-- Data shown --

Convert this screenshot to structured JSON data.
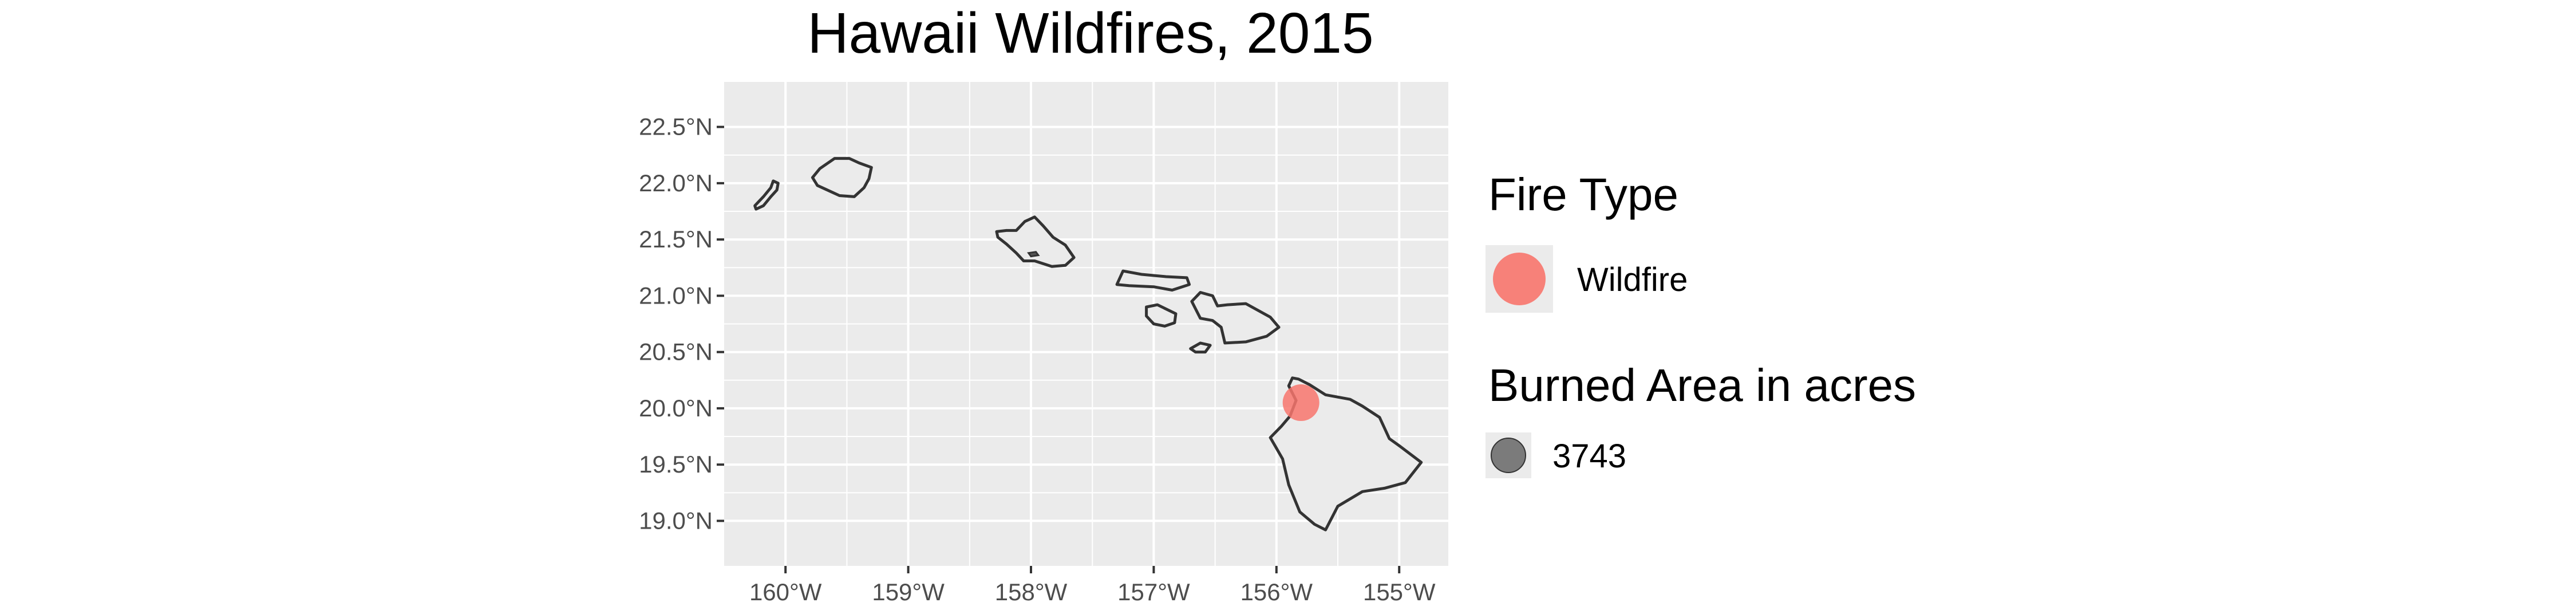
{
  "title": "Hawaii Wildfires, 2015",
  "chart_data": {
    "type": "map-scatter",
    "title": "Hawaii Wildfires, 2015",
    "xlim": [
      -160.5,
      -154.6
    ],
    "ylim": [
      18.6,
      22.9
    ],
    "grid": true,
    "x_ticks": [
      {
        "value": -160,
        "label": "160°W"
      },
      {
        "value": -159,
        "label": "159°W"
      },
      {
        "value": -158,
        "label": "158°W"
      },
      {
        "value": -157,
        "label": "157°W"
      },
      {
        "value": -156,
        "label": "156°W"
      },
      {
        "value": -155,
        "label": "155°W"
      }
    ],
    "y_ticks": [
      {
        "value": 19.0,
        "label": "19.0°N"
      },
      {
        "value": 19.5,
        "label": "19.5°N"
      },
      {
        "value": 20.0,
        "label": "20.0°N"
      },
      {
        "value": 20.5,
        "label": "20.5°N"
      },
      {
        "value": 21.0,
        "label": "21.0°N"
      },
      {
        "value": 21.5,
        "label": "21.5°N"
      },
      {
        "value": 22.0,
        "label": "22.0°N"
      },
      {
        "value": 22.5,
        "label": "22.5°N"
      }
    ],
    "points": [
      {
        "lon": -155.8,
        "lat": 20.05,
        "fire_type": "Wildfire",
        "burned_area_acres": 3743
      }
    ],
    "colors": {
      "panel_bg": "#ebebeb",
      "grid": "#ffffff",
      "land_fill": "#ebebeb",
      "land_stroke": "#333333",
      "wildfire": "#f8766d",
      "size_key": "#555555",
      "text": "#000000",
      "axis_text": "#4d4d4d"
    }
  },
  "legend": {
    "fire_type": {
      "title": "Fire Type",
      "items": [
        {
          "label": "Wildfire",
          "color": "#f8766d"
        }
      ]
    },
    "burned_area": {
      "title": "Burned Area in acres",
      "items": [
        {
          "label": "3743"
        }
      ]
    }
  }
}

--

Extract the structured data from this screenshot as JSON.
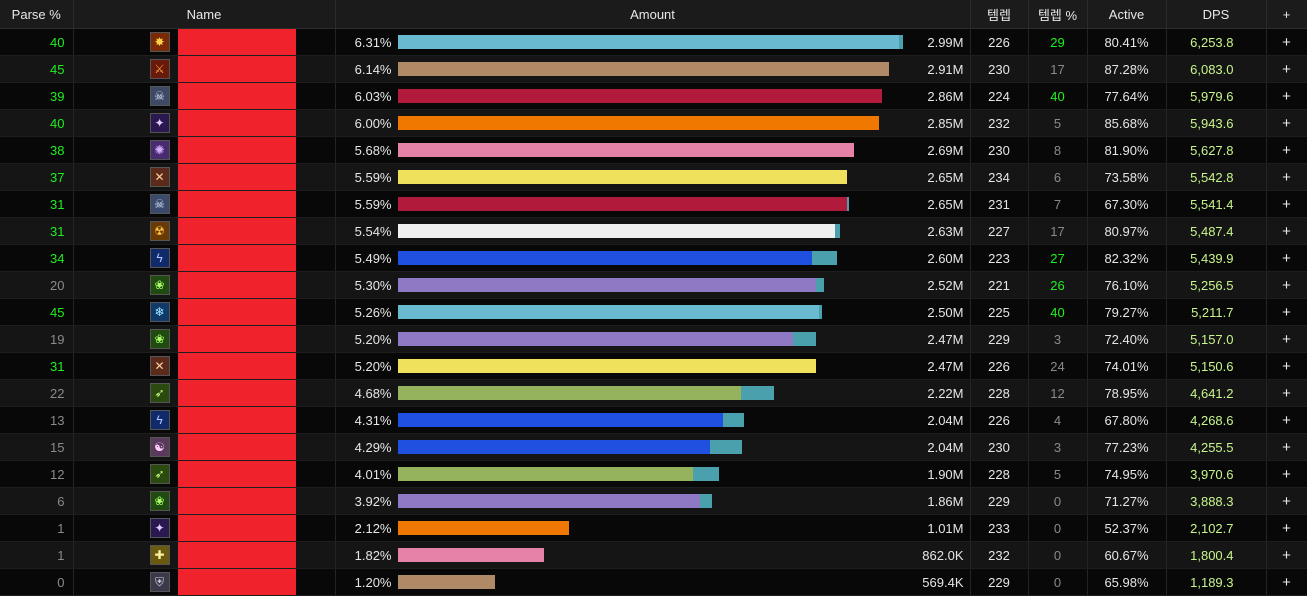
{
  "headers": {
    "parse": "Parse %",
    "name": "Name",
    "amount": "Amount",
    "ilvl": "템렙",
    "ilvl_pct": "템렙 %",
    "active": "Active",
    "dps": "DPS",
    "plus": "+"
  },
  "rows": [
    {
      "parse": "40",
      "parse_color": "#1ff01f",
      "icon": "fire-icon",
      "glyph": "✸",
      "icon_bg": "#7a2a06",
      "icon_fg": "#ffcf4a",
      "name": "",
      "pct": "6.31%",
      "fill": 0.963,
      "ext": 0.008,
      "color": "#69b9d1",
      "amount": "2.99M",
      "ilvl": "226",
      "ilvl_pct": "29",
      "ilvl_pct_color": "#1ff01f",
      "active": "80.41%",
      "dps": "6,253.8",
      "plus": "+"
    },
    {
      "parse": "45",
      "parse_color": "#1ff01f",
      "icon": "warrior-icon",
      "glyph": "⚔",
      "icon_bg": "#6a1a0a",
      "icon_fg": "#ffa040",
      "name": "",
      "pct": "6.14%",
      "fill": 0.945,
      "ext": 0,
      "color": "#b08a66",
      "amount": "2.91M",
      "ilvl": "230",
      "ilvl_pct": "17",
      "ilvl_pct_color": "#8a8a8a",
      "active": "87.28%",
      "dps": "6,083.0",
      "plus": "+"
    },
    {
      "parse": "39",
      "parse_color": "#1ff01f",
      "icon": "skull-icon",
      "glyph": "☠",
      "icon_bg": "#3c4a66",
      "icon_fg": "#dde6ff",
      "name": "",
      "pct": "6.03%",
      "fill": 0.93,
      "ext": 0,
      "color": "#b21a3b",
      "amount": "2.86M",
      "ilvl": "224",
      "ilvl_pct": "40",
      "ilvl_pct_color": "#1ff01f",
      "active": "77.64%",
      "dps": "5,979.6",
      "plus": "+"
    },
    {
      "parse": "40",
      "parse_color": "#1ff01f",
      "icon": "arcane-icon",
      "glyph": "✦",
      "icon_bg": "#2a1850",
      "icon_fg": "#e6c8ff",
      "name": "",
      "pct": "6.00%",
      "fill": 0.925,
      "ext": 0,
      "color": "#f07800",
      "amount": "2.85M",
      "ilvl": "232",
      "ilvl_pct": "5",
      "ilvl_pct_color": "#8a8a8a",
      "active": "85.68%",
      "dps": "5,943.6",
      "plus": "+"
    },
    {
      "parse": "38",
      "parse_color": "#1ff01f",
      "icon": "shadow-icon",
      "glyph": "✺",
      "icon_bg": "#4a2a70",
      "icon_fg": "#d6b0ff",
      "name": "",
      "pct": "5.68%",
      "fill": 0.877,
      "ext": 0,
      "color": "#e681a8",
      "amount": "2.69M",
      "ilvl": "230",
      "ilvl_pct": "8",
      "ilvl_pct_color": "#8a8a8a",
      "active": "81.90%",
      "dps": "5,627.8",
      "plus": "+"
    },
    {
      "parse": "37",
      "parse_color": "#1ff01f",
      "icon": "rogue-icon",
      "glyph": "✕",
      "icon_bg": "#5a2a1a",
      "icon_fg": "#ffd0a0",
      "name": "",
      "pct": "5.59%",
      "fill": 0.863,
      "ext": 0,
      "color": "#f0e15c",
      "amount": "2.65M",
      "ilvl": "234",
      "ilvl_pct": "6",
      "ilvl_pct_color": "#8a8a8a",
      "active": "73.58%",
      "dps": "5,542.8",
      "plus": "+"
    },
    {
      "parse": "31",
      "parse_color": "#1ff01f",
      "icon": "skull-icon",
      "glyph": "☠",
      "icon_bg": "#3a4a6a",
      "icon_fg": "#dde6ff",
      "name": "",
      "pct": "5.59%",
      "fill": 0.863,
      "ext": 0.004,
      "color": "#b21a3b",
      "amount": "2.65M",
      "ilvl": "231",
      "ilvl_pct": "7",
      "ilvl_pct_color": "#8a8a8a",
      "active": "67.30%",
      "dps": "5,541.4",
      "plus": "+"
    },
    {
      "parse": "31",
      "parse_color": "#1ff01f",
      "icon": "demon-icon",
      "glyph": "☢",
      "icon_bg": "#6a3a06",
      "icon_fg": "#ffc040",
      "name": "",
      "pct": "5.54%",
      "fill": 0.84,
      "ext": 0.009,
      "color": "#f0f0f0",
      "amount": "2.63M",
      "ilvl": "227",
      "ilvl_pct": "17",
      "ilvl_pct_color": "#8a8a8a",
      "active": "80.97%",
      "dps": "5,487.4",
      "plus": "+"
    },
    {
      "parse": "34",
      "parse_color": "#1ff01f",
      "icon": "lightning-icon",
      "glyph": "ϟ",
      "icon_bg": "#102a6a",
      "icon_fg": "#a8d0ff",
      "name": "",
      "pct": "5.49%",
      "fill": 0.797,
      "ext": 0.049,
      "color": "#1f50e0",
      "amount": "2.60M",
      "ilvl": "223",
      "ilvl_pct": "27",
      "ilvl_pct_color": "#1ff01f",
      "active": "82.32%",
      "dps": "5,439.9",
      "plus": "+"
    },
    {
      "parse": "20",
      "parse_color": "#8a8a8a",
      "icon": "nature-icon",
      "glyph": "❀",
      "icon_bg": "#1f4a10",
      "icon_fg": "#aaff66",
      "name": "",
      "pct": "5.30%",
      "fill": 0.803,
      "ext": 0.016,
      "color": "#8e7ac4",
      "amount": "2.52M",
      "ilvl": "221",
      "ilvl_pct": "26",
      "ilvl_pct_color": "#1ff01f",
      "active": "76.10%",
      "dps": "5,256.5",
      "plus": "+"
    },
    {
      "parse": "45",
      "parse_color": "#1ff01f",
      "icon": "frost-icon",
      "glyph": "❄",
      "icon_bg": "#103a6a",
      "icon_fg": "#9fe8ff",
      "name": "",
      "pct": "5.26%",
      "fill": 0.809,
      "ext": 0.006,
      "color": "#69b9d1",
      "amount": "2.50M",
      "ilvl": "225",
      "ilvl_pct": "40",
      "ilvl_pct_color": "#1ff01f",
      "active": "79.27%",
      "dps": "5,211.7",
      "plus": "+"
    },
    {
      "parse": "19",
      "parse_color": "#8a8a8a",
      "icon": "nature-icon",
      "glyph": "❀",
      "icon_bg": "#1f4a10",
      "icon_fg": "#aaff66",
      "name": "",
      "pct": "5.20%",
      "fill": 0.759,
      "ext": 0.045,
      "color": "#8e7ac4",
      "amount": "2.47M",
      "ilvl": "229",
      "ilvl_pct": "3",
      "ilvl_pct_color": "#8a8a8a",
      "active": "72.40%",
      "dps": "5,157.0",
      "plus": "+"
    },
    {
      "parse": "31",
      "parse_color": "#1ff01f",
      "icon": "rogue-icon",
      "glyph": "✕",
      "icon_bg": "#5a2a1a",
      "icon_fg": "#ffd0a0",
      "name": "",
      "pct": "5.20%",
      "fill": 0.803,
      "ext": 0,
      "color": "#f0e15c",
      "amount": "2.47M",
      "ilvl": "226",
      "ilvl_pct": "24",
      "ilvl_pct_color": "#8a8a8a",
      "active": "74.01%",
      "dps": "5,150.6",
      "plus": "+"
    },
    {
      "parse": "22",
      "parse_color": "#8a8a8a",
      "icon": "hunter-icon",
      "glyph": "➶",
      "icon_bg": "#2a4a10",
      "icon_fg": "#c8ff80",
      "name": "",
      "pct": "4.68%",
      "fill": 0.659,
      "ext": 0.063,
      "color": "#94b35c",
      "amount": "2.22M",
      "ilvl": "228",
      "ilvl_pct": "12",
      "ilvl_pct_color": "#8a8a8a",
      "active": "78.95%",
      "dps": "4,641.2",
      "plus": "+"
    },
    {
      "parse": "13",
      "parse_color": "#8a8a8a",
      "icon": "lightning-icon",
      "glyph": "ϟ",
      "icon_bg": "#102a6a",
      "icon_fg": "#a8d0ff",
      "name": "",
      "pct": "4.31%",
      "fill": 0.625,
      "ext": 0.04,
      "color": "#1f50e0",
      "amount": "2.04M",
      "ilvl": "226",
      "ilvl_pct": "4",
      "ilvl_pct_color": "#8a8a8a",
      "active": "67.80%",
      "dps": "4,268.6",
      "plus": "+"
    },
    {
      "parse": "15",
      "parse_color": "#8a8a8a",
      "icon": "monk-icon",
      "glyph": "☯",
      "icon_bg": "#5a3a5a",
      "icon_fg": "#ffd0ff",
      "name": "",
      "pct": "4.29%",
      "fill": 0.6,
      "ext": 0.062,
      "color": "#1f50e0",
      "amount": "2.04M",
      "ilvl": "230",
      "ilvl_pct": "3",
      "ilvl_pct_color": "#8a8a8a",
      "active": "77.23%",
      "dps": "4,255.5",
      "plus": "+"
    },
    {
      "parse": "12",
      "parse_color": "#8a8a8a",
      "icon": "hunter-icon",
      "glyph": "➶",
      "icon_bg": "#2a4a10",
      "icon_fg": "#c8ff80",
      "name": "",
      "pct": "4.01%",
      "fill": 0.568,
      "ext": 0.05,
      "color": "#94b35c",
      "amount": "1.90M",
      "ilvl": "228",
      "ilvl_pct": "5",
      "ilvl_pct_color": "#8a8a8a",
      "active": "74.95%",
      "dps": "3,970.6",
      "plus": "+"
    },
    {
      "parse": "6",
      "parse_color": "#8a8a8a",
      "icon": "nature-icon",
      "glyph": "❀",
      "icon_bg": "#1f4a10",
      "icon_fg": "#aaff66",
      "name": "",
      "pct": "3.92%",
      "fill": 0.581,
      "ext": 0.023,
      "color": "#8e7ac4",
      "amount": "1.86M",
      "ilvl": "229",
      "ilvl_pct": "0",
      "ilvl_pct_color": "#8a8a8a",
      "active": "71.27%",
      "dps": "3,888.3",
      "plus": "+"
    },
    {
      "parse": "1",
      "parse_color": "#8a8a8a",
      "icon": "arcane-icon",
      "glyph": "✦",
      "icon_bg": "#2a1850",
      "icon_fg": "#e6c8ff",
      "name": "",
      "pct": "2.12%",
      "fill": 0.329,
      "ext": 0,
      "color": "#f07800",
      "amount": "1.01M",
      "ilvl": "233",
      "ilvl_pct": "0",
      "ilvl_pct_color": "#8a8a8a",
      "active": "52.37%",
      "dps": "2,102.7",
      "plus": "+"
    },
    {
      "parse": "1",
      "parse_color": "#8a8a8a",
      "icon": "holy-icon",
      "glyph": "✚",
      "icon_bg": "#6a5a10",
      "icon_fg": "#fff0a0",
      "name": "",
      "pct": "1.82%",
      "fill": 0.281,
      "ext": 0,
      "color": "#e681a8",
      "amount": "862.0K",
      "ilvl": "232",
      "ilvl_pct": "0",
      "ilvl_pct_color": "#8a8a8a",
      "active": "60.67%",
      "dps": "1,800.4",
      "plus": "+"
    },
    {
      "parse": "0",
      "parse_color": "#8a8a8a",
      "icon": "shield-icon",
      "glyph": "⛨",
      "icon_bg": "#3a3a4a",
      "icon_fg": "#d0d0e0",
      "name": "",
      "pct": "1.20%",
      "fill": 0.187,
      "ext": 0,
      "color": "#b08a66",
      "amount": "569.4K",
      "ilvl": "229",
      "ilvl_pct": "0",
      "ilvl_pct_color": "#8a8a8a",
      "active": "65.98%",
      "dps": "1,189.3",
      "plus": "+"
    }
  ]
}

-- Aim --
Where a line of the data holds "structured", show that line.

-- Answer --
Convert this screenshot to structured JSON data.
Extract the structured data from this screenshot as JSON.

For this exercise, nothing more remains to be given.